* **Written task**
Return every line of the following material verbatim, changing, adding, or omitting nothing.

-- Begin --

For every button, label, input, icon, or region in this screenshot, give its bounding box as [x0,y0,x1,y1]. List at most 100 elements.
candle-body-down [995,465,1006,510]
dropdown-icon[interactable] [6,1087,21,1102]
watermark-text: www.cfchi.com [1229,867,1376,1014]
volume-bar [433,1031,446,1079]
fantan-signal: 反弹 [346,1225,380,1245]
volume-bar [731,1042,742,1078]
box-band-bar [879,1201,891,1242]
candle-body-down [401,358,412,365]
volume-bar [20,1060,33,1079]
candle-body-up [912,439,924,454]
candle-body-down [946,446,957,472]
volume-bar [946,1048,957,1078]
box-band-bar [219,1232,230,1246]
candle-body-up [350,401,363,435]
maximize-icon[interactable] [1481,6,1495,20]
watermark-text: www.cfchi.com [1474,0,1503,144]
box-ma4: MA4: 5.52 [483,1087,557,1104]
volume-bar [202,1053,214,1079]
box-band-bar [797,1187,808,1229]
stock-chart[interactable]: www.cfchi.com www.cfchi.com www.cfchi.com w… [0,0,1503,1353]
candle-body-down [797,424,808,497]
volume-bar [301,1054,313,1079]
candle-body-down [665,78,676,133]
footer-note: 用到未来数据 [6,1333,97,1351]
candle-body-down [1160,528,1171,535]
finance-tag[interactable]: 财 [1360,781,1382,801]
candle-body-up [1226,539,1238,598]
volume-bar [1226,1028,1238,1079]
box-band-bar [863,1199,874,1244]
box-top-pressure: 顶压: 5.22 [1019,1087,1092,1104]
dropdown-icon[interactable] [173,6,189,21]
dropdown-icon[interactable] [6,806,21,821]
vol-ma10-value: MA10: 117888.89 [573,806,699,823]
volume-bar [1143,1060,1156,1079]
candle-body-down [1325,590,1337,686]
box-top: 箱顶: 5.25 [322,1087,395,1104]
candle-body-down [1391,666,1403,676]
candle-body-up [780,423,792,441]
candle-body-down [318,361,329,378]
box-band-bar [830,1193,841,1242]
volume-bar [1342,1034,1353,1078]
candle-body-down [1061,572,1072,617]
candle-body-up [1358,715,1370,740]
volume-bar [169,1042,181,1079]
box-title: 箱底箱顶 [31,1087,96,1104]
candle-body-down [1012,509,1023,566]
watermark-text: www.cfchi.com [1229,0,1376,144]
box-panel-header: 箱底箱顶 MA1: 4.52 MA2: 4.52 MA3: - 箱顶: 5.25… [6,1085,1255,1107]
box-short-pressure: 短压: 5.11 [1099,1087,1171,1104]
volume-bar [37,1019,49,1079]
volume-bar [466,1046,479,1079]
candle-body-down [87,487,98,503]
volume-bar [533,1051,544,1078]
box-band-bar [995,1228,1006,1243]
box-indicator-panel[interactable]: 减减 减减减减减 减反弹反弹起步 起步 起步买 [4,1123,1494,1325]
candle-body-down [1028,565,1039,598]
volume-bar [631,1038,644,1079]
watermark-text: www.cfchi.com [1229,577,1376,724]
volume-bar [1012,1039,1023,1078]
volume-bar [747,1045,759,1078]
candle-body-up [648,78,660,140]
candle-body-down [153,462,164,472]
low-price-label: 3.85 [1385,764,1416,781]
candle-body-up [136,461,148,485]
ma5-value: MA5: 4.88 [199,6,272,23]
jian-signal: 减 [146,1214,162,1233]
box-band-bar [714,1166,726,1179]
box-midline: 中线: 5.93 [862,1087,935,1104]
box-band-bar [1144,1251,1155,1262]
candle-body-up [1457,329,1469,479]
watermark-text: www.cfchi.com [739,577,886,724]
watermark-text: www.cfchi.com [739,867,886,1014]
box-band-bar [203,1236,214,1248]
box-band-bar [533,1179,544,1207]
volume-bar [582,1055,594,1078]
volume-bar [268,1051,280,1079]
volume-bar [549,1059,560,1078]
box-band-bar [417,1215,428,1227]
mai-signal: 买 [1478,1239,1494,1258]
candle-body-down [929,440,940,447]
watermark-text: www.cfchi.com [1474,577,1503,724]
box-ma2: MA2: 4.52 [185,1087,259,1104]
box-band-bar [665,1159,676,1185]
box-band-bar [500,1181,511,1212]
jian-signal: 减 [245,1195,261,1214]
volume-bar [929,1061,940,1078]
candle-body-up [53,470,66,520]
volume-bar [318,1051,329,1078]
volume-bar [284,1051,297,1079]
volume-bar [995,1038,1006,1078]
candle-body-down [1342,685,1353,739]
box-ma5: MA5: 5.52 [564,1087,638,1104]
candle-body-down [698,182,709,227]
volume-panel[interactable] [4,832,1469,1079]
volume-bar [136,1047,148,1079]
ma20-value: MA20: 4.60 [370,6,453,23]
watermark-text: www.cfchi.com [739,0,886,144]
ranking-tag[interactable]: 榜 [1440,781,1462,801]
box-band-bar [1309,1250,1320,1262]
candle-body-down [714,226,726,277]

-- End --

* **Written reply**
For every button, label, input, icon, or region in this screenshot, give its bounding box as [x0,y0,x1,y1]. List at most 100 elements.
candle-body-down [995,465,1006,510]
dropdown-icon[interactable] [6,1087,21,1102]
watermark-text: www.cfchi.com [1229,867,1376,1014]
volume-bar [433,1031,446,1079]
fantan-signal: 反弹 [346,1225,380,1245]
volume-bar [731,1042,742,1078]
box-band-bar [879,1201,891,1242]
candle-body-down [401,358,412,365]
volume-bar [20,1060,33,1079]
candle-body-up [912,439,924,454]
candle-body-down [946,446,957,472]
volume-bar [946,1048,957,1078]
box-band-bar [219,1232,230,1246]
candle-body-up [350,401,363,435]
maximize-icon[interactable] [1481,6,1495,20]
watermark-text: www.cfchi.com [1474,0,1503,144]
box-ma4: MA4: 5.52 [483,1087,557,1104]
volume-bar [202,1053,214,1079]
box-band-bar [797,1187,808,1229]
stock-chart[interactable]: www.cfchi.com www.cfchi.com www.cfchi.com w… [0,0,1503,1353]
candle-body-down [797,424,808,497]
volume-bar [301,1054,313,1079]
candle-body-down [665,78,676,133]
footer-note: 用到未来数据 [6,1333,97,1351]
candle-body-down [1160,528,1171,535]
finance-tag[interactable]: 财 [1360,781,1382,801]
candle-body-up [1226,539,1238,598]
volume-bar [1226,1028,1238,1079]
box-band-bar [863,1199,874,1244]
box-top-pressure: 顶压: 5.22 [1019,1087,1092,1104]
dropdown-icon[interactable] [173,6,189,21]
dropdown-icon[interactable] [6,806,21,821]
vol-ma10-value: MA10: 117888.89 [573,806,699,823]
volume-bar [1143,1060,1156,1079]
candle-body-down [1325,590,1337,686]
box-top: 箱顶: 5.25 [322,1087,395,1104]
candle-body-down [1391,666,1403,676]
candle-body-up [780,423,792,441]
candle-body-down [318,361,329,378]
box-band-bar [830,1193,841,1242]
volume-bar [1342,1034,1353,1078]
candle-body-down [1061,572,1072,617]
candle-body-up [1358,715,1370,740]
volume-bar [169,1042,181,1079]
box-title: 箱底箱顶 [31,1087,96,1104]
candle-body-down [1012,509,1023,566]
watermark-text: www.cfchi.com [1229,0,1376,144]
box-panel-header: 箱底箱顶 MA1: 4.52 MA2: 4.52 MA3: - 箱顶: 5.25… [6,1085,1255,1107]
box-short-pressure: 短压: 5.11 [1099,1087,1171,1104]
volume-bar [37,1019,49,1079]
volume-bar [466,1046,479,1079]
candle-body-down [87,487,98,503]
volume-bar [533,1051,544,1078]
box-band-bar [995,1228,1006,1243]
box-indicator-panel[interactable]: 减减 减减减减减 减反弹反弹起步 起步 起步买 [4,1123,1494,1325]
candle-body-down [1028,565,1039,598]
volume-bar [631,1038,644,1079]
watermark-text: www.cfchi.com [1229,577,1376,724]
volume-bar [1012,1039,1023,1078]
volume-bar [747,1045,759,1078]
candle-body-up [648,78,660,140]
candle-body-down [153,462,164,472]
low-price-label: 3.85 [1385,764,1416,781]
candle-body-up [136,461,148,485]
ma5-value: MA5: 4.88 [199,6,272,23]
jian-signal: 减 [146,1214,162,1233]
box-band-bar [714,1166,726,1179]
box-midline: 中线: 5.93 [862,1087,935,1104]
box-band-bar [1144,1251,1155,1262]
candle-body-up [1457,329,1469,479]
watermark-text: www.cfchi.com [739,577,886,724]
watermark-text: www.cfchi.com [739,867,886,1014]
box-band-bar [203,1236,214,1248]
box-band-bar [533,1179,544,1207]
volume-bar [582,1055,594,1078]
volume-bar [268,1051,280,1079]
volume-bar [549,1059,560,1078]
box-band-bar [417,1215,428,1227]
mai-signal: 买 [1478,1239,1494,1258]
candle-body-down [929,440,940,447]
watermark-text: www.cfchi.com [1474,577,1503,724]
box-ma2: MA2: 4.52 [185,1087,259,1104]
box-band-bar [665,1159,676,1185]
box-band-bar [500,1181,511,1212]
jian-signal: 减 [245,1195,261,1214]
volume-bar [929,1061,940,1078]
candle-body-up [53,470,66,520]
volume-bar [318,1051,329,1078]
volume-bar [284,1051,297,1079]
volume-bar [995,1038,1006,1078]
candle-body-down [1342,685,1353,739]
box-ma5: MA5: 5.52 [564,1087,638,1104]
candle-body-down [698,182,709,227]
volume-panel[interactable] [4,832,1469,1079]
volume-bar [136,1047,148,1079]
ma20-value: MA20: 4.60 [370,6,453,23]
watermark-text: www.cfchi.com [739,0,886,144]
ranking-tag[interactable]: 榜 [1440,781,1462,801]
box-band-bar [1309,1250,1320,1262]
candle-body-down [714,226,726,277]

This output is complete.